Required tasks ->
1. What command-line tool does the Unicode regex passage introduce, and in what language is that tool written?
2. Please extract the stretch of the Unicode regex passage from "Here is the" through "sound of water.", copying it word for word.
3. Carry the Unicode regex passage forward from the point where it stops.

-- Start Given passage --

Here is the poem in Japanese:

古池
蛙飛び込む
水の音
        —芭蕉 (1644–1694)

And here is a translation in English:

At the ancient pond
a frog plunges into
the sound of water.
        —Basho (1644–1694)

To match part of the Japanese text, in the text area marked Regular Expression, type the following:

\u6c60

This is the code point for the Japanese (Chinese) character for pond. It will be highlighted below (see Figure 6-2).

While you are here, try matching the em dash (—) with:

\u2014

Or the en dash (–) with:

\u2013

Now look at these characters in an editor.

If you have vim on your system, you can open basho.txt with it, as shown:

vim basho.txt

Now, starting with a slash (\), enter a search with this line:

/\%u6c60

followed by Enter or Return. The cursor moves to the beginning of the match, as you can see in Figure 6-3. Table 6-1 shows you your options. You can use x or X following the \% to match values in the range 0–255 (0–FF), u to match up to four hexadecimal numbers in the range 256–65,535 (100–FFFF), or U to match up to eight characters in the range 65,536–2,147,483,647 (10000–7FFFFFFF). That takes in a lot of code—a lot more than currently exist in Unicode.

You can also match characters using an octal (base 8) number, which uses the digits 0 to 7. In regex, this is done with three digits, preceded by a slash (\).

For example, the following octal number:

\351

is the same as:

\u00e9

Experiment with it in Regexpal with the Voltaire text. \351 matches é, with a little less typing.

In some implementations, such as Perl, you can match on Unicode character properties. The properties include characteristics like whether the character is a letter, number, or punctuation mark.

I’ll now introduce you to ack, a command-line tool written in Perl that acts a lot like grep (see http://betterthangrep.com). It won’t come on your system; you have to download and install it yourself (see Technical Notes).

We’ll use ack on an excerpt from Friederich Schiller’s “An die Freude,” composed in 1785 (German, if you can’t tell):

An die Freude.

Freude, schöner Götterfunken,
Tochter aus Elisium,
Wir betreten feuertrunken
Himmlische, dein Heiligthum.
Deine Zauber binden wieder,
was der Mode Schwerd getheilt;
Bettler werden Fürstenbrüder,
wo dein sanfter Flügel weilt.

Seid umschlungen, Millionen!
Diesen Kuß der ganzen Welt!
Brüder, überm Sternenzelt
muß ein lieber Vater wohnen.

There are a few interesting characters in this excerpt, beyond ASCII’s small realm. We’ll look at the text of this poem through properties. (If you would like a translation of this poem fragment, you can drop it into Google Translate.

Using ack on a command line, you can specify that you want to see all the characters whose property is Letter (L):

ack '\pL' schiller.txt

This will show you all the letters highlighted. For lowercase letters, use Ll, surrounded by braces:

ack '\p{Ll}' schiller.txt

You must add the braces. For uppercase, it’s Lu:

ack '\p{Lu}' schiller.txt

To specify characters that do not match a property, we use uppercase P:

ack '\PL' schiller.txt

This highlights characters that are not letters.

-- End Given passage --
-- Start Data lines --

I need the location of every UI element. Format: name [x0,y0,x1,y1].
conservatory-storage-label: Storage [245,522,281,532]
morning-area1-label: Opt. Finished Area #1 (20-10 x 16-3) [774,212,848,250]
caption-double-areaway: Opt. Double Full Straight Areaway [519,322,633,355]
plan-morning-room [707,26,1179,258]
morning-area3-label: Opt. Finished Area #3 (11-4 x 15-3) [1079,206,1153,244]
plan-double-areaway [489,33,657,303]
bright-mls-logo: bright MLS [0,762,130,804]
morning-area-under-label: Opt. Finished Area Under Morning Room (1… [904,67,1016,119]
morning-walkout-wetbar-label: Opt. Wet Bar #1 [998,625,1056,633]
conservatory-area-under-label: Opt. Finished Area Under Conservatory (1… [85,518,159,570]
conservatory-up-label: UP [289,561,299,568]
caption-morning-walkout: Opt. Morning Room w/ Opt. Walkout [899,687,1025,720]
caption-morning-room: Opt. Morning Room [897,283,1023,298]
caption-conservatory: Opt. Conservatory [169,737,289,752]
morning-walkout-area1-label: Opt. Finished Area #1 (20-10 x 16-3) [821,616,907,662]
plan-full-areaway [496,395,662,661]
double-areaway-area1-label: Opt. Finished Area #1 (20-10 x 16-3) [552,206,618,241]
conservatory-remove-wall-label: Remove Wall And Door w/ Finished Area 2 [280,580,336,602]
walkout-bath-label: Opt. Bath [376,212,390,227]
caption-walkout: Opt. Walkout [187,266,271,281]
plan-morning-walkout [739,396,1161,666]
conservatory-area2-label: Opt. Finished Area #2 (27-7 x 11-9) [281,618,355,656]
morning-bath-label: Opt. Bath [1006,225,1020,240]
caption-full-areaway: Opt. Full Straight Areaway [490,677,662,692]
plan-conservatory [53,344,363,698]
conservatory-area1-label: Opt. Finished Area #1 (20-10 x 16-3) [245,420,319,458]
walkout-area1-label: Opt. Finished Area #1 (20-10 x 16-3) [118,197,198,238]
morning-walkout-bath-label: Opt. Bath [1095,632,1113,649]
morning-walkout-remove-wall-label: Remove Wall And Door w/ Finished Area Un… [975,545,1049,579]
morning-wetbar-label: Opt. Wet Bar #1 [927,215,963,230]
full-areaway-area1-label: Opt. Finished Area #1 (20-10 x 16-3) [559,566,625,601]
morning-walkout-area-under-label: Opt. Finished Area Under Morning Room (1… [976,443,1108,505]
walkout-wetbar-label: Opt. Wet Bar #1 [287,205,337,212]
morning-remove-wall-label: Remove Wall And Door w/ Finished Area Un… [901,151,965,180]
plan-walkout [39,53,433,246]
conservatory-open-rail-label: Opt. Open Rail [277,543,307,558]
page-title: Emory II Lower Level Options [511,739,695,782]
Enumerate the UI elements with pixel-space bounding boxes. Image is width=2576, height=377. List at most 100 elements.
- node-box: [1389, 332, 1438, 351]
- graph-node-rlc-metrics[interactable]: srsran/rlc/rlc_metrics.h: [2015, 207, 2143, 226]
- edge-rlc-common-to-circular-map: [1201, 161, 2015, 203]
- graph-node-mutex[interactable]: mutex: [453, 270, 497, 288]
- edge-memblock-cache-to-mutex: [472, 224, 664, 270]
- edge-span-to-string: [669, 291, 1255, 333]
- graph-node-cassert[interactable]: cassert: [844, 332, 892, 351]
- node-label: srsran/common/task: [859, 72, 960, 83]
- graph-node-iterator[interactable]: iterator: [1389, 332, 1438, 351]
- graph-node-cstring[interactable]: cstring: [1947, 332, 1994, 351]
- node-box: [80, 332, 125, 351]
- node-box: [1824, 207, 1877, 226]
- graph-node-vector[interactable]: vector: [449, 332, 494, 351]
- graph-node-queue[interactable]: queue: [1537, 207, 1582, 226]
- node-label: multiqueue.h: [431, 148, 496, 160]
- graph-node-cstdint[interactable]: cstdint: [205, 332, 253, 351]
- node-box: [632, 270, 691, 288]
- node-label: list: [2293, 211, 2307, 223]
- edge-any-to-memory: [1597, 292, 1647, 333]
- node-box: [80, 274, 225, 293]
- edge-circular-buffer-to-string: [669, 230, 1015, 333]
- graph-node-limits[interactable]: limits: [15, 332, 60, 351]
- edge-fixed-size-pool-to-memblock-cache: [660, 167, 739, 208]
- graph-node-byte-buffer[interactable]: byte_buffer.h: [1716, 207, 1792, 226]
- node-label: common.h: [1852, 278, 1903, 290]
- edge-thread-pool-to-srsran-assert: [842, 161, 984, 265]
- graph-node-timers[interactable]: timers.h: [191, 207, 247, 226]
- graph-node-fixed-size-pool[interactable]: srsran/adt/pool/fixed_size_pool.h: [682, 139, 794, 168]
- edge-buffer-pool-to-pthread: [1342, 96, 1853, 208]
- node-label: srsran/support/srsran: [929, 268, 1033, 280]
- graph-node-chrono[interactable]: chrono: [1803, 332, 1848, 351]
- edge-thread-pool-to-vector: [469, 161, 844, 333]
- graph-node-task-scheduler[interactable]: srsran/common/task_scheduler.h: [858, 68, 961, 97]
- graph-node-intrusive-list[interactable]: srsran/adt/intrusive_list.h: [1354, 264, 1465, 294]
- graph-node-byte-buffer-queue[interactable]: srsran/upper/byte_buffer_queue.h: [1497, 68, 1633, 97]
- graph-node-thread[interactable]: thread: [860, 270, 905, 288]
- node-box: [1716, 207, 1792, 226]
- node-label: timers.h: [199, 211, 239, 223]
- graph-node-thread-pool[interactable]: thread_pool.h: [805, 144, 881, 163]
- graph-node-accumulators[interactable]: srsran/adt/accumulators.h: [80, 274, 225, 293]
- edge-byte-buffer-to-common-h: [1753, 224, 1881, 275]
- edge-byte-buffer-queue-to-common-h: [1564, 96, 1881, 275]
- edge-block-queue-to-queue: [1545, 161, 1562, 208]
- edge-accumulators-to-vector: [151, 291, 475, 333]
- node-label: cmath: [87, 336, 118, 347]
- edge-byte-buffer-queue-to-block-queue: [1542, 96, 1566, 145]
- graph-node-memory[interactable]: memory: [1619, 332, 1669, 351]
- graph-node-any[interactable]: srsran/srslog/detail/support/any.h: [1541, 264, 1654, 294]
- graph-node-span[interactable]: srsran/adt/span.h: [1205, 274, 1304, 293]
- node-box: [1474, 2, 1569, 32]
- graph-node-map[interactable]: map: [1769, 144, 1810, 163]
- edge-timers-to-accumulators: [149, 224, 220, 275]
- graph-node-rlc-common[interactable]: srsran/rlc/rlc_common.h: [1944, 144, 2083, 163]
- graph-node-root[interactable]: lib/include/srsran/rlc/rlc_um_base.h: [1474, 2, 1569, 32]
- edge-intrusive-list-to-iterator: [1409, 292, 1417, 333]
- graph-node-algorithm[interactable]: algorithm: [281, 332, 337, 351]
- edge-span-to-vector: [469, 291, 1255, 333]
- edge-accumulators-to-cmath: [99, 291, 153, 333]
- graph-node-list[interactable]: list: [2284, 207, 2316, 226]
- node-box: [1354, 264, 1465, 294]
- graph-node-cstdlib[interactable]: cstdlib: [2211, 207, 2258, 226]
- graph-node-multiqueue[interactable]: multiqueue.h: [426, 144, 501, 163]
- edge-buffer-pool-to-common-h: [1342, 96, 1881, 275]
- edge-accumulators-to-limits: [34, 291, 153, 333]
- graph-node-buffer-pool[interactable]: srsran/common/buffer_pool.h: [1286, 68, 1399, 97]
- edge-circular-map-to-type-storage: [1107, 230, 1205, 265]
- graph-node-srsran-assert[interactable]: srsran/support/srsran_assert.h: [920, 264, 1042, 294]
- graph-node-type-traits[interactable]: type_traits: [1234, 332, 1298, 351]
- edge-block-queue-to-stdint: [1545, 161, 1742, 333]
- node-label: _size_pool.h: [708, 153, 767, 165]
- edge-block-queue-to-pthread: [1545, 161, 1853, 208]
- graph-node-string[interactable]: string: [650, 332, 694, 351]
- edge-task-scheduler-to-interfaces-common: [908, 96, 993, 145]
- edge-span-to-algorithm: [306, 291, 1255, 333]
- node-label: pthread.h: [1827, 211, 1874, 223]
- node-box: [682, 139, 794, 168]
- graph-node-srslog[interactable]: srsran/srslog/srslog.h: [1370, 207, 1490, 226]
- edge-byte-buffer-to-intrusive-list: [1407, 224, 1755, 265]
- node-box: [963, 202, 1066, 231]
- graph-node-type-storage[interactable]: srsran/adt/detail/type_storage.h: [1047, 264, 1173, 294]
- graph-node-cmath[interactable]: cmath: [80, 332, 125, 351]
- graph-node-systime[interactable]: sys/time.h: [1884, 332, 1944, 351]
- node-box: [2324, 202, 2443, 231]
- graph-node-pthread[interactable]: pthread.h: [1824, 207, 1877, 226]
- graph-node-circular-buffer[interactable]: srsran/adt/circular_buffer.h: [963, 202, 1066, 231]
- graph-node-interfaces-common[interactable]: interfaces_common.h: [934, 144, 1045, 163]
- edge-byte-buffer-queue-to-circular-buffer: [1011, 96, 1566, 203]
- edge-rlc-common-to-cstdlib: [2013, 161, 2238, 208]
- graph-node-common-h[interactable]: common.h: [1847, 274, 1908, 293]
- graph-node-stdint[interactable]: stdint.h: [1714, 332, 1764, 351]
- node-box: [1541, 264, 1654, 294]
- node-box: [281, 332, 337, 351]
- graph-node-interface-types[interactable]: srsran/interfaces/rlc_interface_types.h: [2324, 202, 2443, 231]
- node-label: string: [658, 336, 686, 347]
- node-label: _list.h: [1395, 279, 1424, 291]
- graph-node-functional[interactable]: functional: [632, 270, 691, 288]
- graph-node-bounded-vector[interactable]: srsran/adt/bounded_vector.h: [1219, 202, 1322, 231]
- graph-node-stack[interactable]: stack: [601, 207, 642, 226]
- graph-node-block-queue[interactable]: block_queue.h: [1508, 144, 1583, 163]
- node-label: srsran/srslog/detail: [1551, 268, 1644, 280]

-- End Data lines --

Outputs ->
1. ack, a tool written in Perl.

2.
Here is the poem in Japanese:

古池
蛙飛び込む
水の音
        —芭蕉 (1644–1694)

And here is a translation in English:

At the ancient pond
a frog plunges into
the sound of water.

3.
The following finds those that are not lowercase letters:

ack '\P{Ll}' schiller.txt

And this highlights the ones that are not uppercase:

ack '\P{Lu}' schiller.txt

You can also do this in yet another browser-based regex tester, http://regex.larsolavtorvik.com. Figure 6-4 shows the Schiller text with its lowercase letters highlighted using the lowercase property (\p{Ll}).

Table 6-2 lists character property names for use with \p{property} or \P{property} (see pcresyntax(3) at http://www.pcre.org/pcre.txt). You can also match human languages with properties; see Table A-8.

How do you match control characters? It’s not all that common that you will search for control characters in text, but it’s a good thing to know. In the example repository or archive, you’ll find the file ascii.txt, which is a 128-line file that contains all the ASCII characters in it, each on separate line (hence the 128 lines). When you perform a search on the file, it will usually return a single line if it finds a match. This file is good for testing and general fun.

In regular expressions, you can specify a control character like this:

\cx

where x is the control character you want to match.

Let’s say, for example, you wanted to find a null character in a file. You can use Perl to do that with the following command:

perl -n -e 'print if /\c@/' ascii.txt

Provided that you’ve got Perl on your system and it’s running properly, you will get this result:

0. Null

The reason why is that there is a null character on that line, even though you can’t see the character in the result.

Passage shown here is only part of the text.